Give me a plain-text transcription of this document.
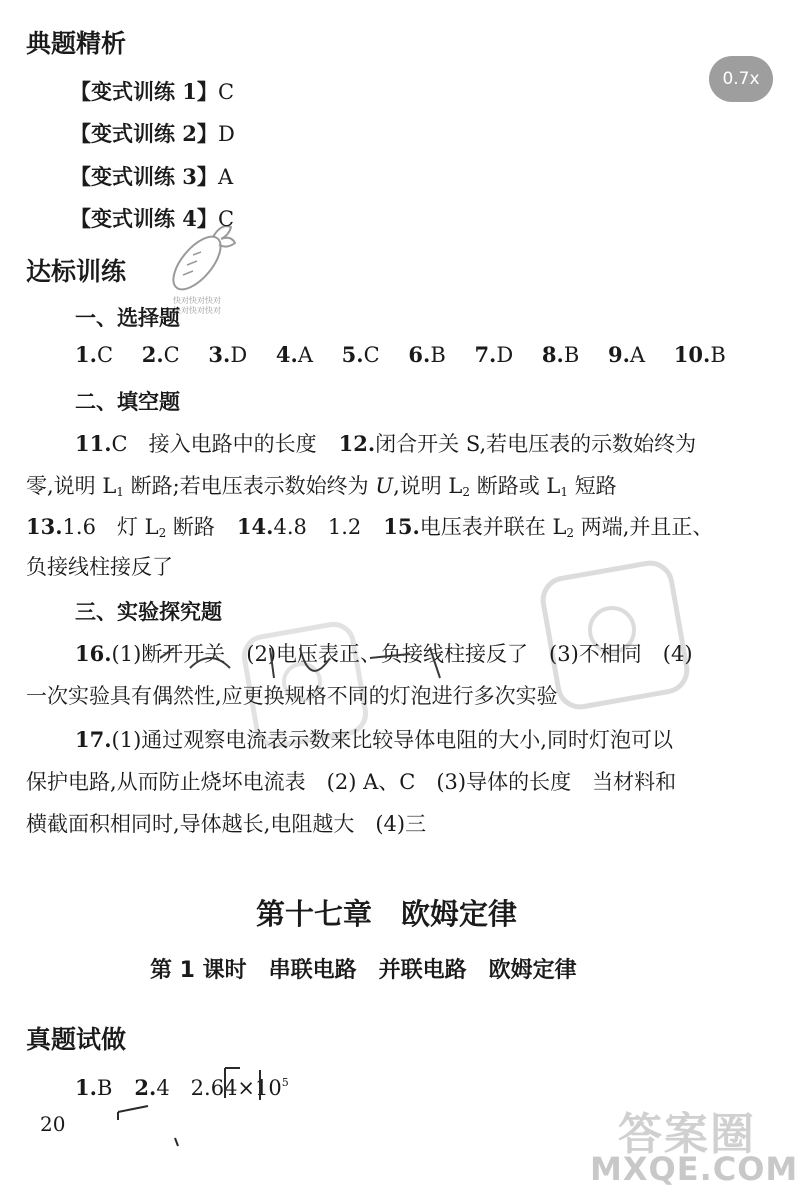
0.7x
快对快对快对
快对快对快对
典题精析
【变式训练 1】C
【变式训练 2】D
【变式训练 3】A
【变式训练 4】C
达标训练
一、选择题
1.C 2.C 3.D 4.A 5.C 6.B 7.D 8.B 9.A 10.B
二、填空题
11.C　接入电路中的长度 12.闭合开关 S,若电压表的示数始终为
零,说明 $L_1$ 断路;若电压表示数始终为 U,说明 $L_2$ 断路或 $L_1$ 短路
13.1.6　灯 $L_2$ 断路 14.4.8　1.2 15.电压表并联在 $L_2$ 两端,并且正、
负接线柱接反了
三、实验探究题
16.(1)断开开关　(2)电压表正、负接线柱接反了　(3)不相同　(4)
一次实验具有偶然性,应更换规格不同的灯泡进行多次实验
17.(1)通过观察电流表示数来比较导体电阻的大小,同时灯泡可以
保护电路,从而防止烧坏电流表　(2) A、C　(3)导体的长度　当材料和
横截面积相同时,导体越长,电阻越大　(4)三
第十七章　欧姆定律
第 1 课时　串联电路　并联电路　欧姆定律
真题试做
1.B 2.4　$2.64\times 10^5$
20	答案圈
MXQE.COM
========================================================================
● **TASK DIRECTIONS**: Print every record above exactly as written, leaving out the pictures.

● **PROBLEM SOLUTION**:
Give me a plain-text transcription of this document.
0.7x
快对快对快对
快对快对快对
典题精析
【变式训练 1】C
【变式训练 2】D
【变式训练 3】A
【变式训练 4】C
达标训练
一、选择题
1.C 2.C 3.D 4.A 5.C 6.B 7.D 8.B 9.A 10.B
二、填空题
11.C　接入电路中的长度 12.闭合开关 S,若电压表的示数始终为
零,说明 $L_1$ 断路;若电压表示数始终为 U,说明 $L_2$ 断路或 $L_1$ 短路
13.1.6　灯 $L_2$ 断路 14.4.8　1.2 15.电压表并联在 $L_2$ 两端,并且正、
负接线柱接反了
三、实验探究题
16.(1)断开开关　(2)电压表正、负接线柱接反了　(3)不相同　(4)
一次实验具有偶然性,应更换规格不同的灯泡进行多次实验
17.(1)通过观察电流表示数来比较导体电阻的大小,同时灯泡可以
保护电路,从而防止烧坏电流表　(2) A、C　(3)导体的长度　当材料和
横截面积相同时,导体越长,电阻越大　(4)三
第十七章　欧姆定律
第 1 课时　串联电路　并联电路　欧姆定律
真题试做
1.B 2.4　$2.64\times 10^5$
20	答案圈
MXQE.COM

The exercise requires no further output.